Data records
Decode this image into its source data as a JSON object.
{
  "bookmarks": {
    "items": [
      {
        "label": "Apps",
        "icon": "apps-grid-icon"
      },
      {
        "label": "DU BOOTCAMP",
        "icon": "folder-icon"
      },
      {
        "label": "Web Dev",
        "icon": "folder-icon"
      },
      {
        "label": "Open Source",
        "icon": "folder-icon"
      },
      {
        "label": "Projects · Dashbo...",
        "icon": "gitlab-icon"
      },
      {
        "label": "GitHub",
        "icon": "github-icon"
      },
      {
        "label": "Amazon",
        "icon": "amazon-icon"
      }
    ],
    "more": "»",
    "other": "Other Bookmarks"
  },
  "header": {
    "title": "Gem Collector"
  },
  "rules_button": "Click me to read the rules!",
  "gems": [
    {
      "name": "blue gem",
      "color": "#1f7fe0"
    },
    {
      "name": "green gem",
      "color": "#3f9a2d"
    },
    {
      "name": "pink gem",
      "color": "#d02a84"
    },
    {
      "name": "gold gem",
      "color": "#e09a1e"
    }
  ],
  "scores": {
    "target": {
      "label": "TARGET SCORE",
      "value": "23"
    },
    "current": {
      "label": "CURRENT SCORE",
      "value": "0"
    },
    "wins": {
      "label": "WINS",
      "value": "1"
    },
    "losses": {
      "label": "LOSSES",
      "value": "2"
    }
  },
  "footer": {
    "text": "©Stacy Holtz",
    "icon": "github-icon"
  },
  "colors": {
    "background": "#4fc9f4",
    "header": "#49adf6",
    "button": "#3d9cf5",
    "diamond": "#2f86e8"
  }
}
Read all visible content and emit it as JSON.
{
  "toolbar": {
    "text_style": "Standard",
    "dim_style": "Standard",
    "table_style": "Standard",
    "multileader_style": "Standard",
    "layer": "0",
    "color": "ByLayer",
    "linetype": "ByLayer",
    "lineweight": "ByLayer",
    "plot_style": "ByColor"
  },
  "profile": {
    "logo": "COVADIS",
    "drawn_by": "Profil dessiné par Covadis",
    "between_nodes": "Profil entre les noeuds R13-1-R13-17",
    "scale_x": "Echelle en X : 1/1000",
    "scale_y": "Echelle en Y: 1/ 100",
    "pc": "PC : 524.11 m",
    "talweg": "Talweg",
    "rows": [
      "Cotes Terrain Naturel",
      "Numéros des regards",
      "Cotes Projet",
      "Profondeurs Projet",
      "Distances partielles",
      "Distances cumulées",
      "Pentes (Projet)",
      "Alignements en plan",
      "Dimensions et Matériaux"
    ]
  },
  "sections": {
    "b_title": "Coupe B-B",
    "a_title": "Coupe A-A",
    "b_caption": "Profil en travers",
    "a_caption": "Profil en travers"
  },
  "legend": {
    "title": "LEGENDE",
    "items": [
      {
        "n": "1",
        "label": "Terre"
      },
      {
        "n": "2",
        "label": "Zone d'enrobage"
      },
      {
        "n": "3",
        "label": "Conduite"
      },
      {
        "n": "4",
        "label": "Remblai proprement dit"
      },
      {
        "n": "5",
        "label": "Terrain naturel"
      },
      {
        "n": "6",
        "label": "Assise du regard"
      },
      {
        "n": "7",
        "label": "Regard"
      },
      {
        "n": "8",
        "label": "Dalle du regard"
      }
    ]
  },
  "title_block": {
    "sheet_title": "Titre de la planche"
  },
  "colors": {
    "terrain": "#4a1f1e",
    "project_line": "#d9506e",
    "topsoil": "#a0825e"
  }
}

To do: Each entry above is to be printed again exactly.

The response:
Decode this image into its source data as a JSON object.
{
  "bookmarks": {
    "items": [
      {
        "label": "Apps",
        "icon": "apps-grid-icon"
      },
      {
        "label": "DU BOOTCAMP",
        "icon": "folder-icon"
      },
      {
        "label": "Web Dev",
        "icon": "folder-icon"
      },
      {
        "label": "Open Source",
        "icon": "folder-icon"
      },
      {
        "label": "Projects · Dashbo...",
        "icon": "gitlab-icon"
      },
      {
        "label": "GitHub",
        "icon": "github-icon"
      },
      {
        "label": "Amazon",
        "icon": "amazon-icon"
      }
    ],
    "more": "»",
    "other": "Other Bookmarks"
  },
  "header": {
    "title": "Gem Collector"
  },
  "rules_button": "Click me to read the rules!",
  "gems": [
    {
      "name": "blue gem",
      "color": "#1f7fe0"
    },
    {
      "name": "green gem",
      "color": "#3f9a2d"
    },
    {
      "name": "pink gem",
      "color": "#d02a84"
    },
    {
      "name": "gold gem",
      "color": "#e09a1e"
    }
  ],
  "scores": {
    "target": {
      "label": "TARGET SCORE",
      "value": "23"
    },
    "current": {
      "label": "CURRENT SCORE",
      "value": "0"
    },
    "wins": {
      "label": "WINS",
      "value": "1"
    },
    "losses": {
      "label": "LOSSES",
      "value": "2"
    }
  },
  "footer": {
    "text": "©Stacy Holtz",
    "icon": "github-icon"
  },
  "colors": {
    "background": "#4fc9f4",
    "header": "#49adf6",
    "button": "#3d9cf5",
    "diamond": "#2f86e8"
  }
}
Read all visible content and emit it as JSON.
{
  "toolbar": {
    "text_style": "Standard",
    "dim_style": "Standard",
    "table_style": "Standard",
    "multileader_style": "Standard",
    "layer": "0",
    "color": "ByLayer",
    "linetype": "ByLayer",
    "lineweight": "ByLayer",
    "plot_style": "ByColor"
  },
  "profile": {
    "logo": "COVADIS",
    "drawn_by": "Profil dessiné par Covadis",
    "between_nodes": "Profil entre les noeuds R13-1-R13-17",
    "scale_x": "Echelle en X : 1/1000",
    "scale_y": "Echelle en Y: 1/ 100",
    "pc": "PC : 524.11 m",
    "talweg": "Talweg",
    "rows": [
      "Cotes Terrain Naturel",
      "Numéros des regards",
      "Cotes Projet",
      "Profondeurs Projet",
      "Distances partielles",
      "Distances cumulées",
      "Pentes (Projet)",
      "Alignements en plan",
      "Dimensions et Matériaux"
    ]
  },
  "sections": {
    "b_title": "Coupe B-B",
    "a_title": "Coupe A-A",
    "b_caption": "Profil en travers",
    "a_caption": "Profil en travers"
  },
  "legend": {
    "title": "LEGENDE",
    "items": [
      {
        "n": "1",
        "label": "Terre"
      },
      {
        "n": "2",
        "label": "Zone d'enrobage"
      },
      {
        "n": "3",
        "label": "Conduite"
      },
      {
        "n": "4",
        "label": "Remblai proprement dit"
      },
      {
        "n": "5",
        "label": "Terrain naturel"
      },
      {
        "n": "6",
        "label": "Assise du regard"
      },
      {
        "n": "7",
        "label": "Regard"
      },
      {
        "n": "8",
        "label": "Dalle du regard"
      }
    ]
  },
  "title_block": {
    "sheet_title": "Titre de la planche"
  },
  "colors": {
    "terrain": "#4a1f1e",
    "project_line": "#d9506e",
    "topsoil": "#a0825e"
  }
}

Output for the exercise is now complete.